AUFGABENSTELLUNG » Führe den Text über Markenführung nach seinem letzten Satz weiter.

____ AUSGEWÄHLTER AUSZUG

Markenführung ist heute ein Top-Thema in den Chefetagen deutscher Unternehmen. Die Erkenntnis, dass der Markenwert wichtiger ist als der Kapitalwert eines Unternehmens, setzt sich immer mehr durch. Doch wie kommt man zu einer Marke, die nicht nur einen hohen Bekanntheitsgrad besitzt, sondern auch einen Markenmehrwert, sprich: eine Werte erklärende Ausstrahlung? Dieses Buch lässt kaum Fragen offen.

________
____ EINTRÄGE IM DATENSATZ

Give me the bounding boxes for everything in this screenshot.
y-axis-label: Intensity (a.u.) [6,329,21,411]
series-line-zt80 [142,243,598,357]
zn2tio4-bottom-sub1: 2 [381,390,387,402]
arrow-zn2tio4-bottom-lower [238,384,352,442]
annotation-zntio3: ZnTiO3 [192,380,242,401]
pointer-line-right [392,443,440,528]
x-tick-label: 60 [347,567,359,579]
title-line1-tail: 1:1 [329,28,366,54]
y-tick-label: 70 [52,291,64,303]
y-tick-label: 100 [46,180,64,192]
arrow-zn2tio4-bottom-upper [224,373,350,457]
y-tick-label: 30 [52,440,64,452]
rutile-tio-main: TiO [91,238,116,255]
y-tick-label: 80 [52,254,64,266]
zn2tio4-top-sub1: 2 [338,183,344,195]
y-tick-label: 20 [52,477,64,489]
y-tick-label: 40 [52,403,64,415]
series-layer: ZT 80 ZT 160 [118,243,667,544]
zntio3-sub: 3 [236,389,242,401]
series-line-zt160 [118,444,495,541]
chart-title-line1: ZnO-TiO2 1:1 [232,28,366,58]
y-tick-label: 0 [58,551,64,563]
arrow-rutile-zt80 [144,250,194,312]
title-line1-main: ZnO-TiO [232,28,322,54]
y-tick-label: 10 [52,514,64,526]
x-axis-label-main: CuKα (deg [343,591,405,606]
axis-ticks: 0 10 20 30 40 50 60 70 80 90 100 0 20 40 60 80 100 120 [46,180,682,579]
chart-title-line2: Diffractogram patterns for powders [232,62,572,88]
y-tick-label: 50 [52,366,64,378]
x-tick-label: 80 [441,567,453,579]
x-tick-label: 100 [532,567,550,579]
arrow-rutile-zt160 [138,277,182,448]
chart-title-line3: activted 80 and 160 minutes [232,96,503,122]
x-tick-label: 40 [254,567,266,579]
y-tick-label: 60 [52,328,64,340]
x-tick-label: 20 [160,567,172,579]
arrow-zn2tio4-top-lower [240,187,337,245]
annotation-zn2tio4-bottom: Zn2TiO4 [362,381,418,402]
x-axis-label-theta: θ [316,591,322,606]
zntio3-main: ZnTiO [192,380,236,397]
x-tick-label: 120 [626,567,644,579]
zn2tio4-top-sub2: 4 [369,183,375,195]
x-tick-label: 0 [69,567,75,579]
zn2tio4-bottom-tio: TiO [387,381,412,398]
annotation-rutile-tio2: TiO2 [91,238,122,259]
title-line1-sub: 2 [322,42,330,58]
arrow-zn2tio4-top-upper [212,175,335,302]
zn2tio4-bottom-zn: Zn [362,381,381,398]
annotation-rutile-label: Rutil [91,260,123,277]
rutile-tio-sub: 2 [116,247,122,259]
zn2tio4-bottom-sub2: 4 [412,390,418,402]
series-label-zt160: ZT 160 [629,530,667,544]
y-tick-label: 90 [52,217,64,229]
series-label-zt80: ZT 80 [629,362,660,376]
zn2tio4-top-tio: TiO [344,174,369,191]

________

GELÖSTE AUFGABE »
Rezensionsnotiz zu
Süddeutsche Zeitung, 03.01.2002
Mit einem Lächeln registriert Konrad Lischka die Abneigungen (Spaßgesellschaft, Image, Big Brother) und Vorlieben (alte Tugenden und Werte, ehrliche Leistungsversprechen) des Autors, um sodann mitzuteilen, dass die versprochene "praktische Anleitung für die Führung von Marken" in diesem Buch jedenfalls nicht gelungen ist. Viel zu subjektiv erscheint dem Rezensenten der verwendete Marken-Begriff, zu wenig griffig sind ihm die Thesen, mit denen der Autor das Versagen von Marken, die mit Spaß statt Leistung werben, begründet. Wer das Buch, dessen Strukturiertheit Lischka für "nur angedeutet" hält, jedoch "als nicht allumfassenden Thesenhaufen" lese, wie es hier heißt, könne durchaus Anregungen zur Idee des "ehrlichen Leistungsversprechens" gewinnen.